## What is being asked
The entries below are to be transcribed in full, without their images.

## Records from a collection of figures
══════════

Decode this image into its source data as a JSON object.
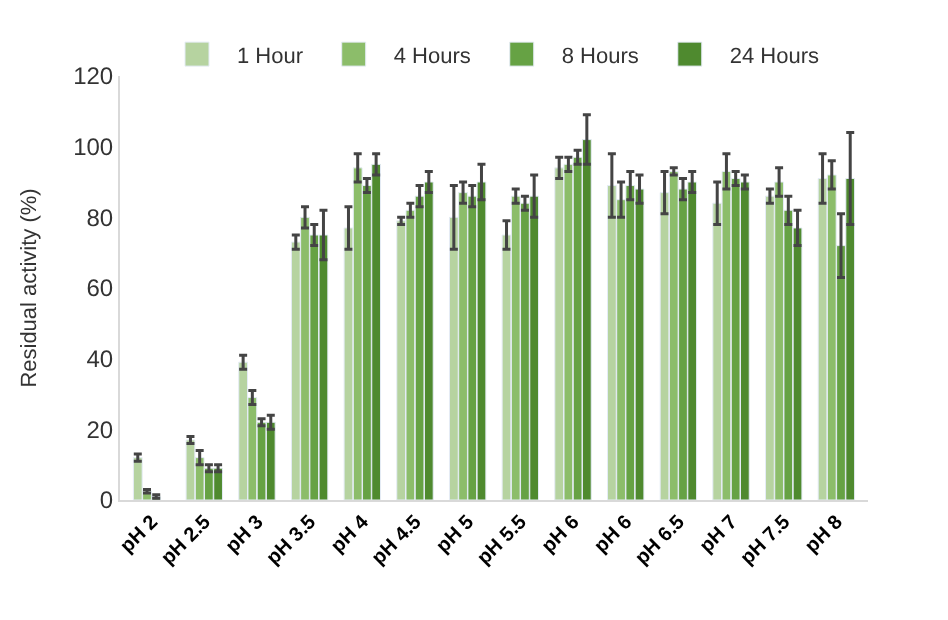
{
  "chart_data": {
    "type": "bar",
    "ylabel": "Residual activity (%)",
    "categories": [
      "pH 2",
      "pH 2.5",
      "pH 3",
      "pH 3.5",
      "pH 4",
      "pH 4.5",
      "pH 5",
      "pH 5.5",
      "pH 6",
      "pH 6",
      "pH 6.5",
      "pH 7",
      "pH 7.5",
      "pH 8"
    ],
    "series": [
      {
        "name": "1 Hour",
        "color": "#b6d3a0",
        "values": [
          12,
          17,
          39,
          73,
          77,
          79,
          80,
          75,
          94,
          89,
          87,
          84,
          86,
          91
        ],
        "errors": [
          1,
          1,
          2,
          2,
          6,
          1,
          9,
          4,
          3,
          9,
          6,
          6,
          2,
          7
        ]
      },
      {
        "name": "4 Hours",
        "color": "#8cbd6a",
        "values": [
          2.5,
          12,
          29,
          80,
          94,
          82,
          87,
          86,
          95,
          85,
          93,
          93,
          90,
          92
        ],
        "errors": [
          0.5,
          2,
          2,
          3,
          4,
          2,
          3,
          2,
          2,
          5,
          1,
          5,
          4,
          4
        ]
      },
      {
        "name": "8 Hours",
        "color": "#66a244",
        "values": [
          1,
          9,
          22,
          75,
          89,
          86,
          86,
          84,
          97,
          89,
          88,
          91,
          82,
          72
        ],
        "errors": [
          0.5,
          1,
          1,
          3,
          2,
          3,
          3,
          2,
          2,
          4,
          3,
          2,
          4,
          9
        ]
      },
      {
        "name": "24 Hours",
        "color": "#4f8a2f",
        "values": [
          null,
          9,
          22,
          75,
          95,
          90,
          90,
          86,
          102,
          88,
          90,
          90,
          77,
          91
        ],
        "errors": [
          null,
          1,
          2,
          7,
          3,
          3,
          5,
          6,
          7,
          4,
          3,
          2,
          5,
          13
        ]
      }
    ],
    "ylim": [
      0,
      120
    ],
    "yticks": [
      0,
      20,
      40,
      60,
      80,
      100,
      120
    ],
    "grid": false,
    "legend": "top"
  }
}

══════════

## Result of the exercise
Decode this image into its source data as a JSON object.
{
  "chart_data": {
    "type": "bar",
    "ylabel": "Residual activity (%)",
    "categories": [
      "pH 2",
      "pH 2.5",
      "pH 3",
      "pH 3.5",
      "pH 4",
      "pH 4.5",
      "pH 5",
      "pH 5.5",
      "pH 6",
      "pH 6",
      "pH 6.5",
      "pH 7",
      "pH 7.5",
      "pH 8"
    ],
    "series": [
      {
        "name": "1 Hour",
        "color": "#b6d3a0",
        "values": [
          12,
          17,
          39,
          73,
          77,
          79,
          80,
          75,
          94,
          89,
          87,
          84,
          86,
          91
        ],
        "errors": [
          1,
          1,
          2,
          2,
          6,
          1,
          9,
          4,
          3,
          9,
          6,
          6,
          2,
          7
        ]
      },
      {
        "name": "4 Hours",
        "color": "#8cbd6a",
        "values": [
          2.5,
          12,
          29,
          80,
          94,
          82,
          87,
          86,
          95,
          85,
          93,
          93,
          90,
          92
        ],
        "errors": [
          0.5,
          2,
          2,
          3,
          4,
          2,
          3,
          2,
          2,
          5,
          1,
          5,
          4,
          4
        ]
      },
      {
        "name": "8 Hours",
        "color": "#66a244",
        "values": [
          1,
          9,
          22,
          75,
          89,
          86,
          86,
          84,
          97,
          89,
          88,
          91,
          82,
          72
        ],
        "errors": [
          0.5,
          1,
          1,
          3,
          2,
          3,
          3,
          2,
          2,
          4,
          3,
          2,
          4,
          9
        ]
      },
      {
        "name": "24 Hours",
        "color": "#4f8a2f",
        "values": [
          null,
          9,
          22,
          75,
          95,
          90,
          90,
          86,
          102,
          88,
          90,
          90,
          77,
          91
        ],
        "errors": [
          null,
          1,
          2,
          7,
          3,
          3,
          5,
          6,
          7,
          4,
          3,
          2,
          5,
          13
        ]
      }
    ],
    "ylim": [
      0,
      120
    ],
    "yticks": [
      0,
      20,
      40,
      60,
      80,
      100,
      120
    ],
    "grid": false,
    "legend": "top"
  }
}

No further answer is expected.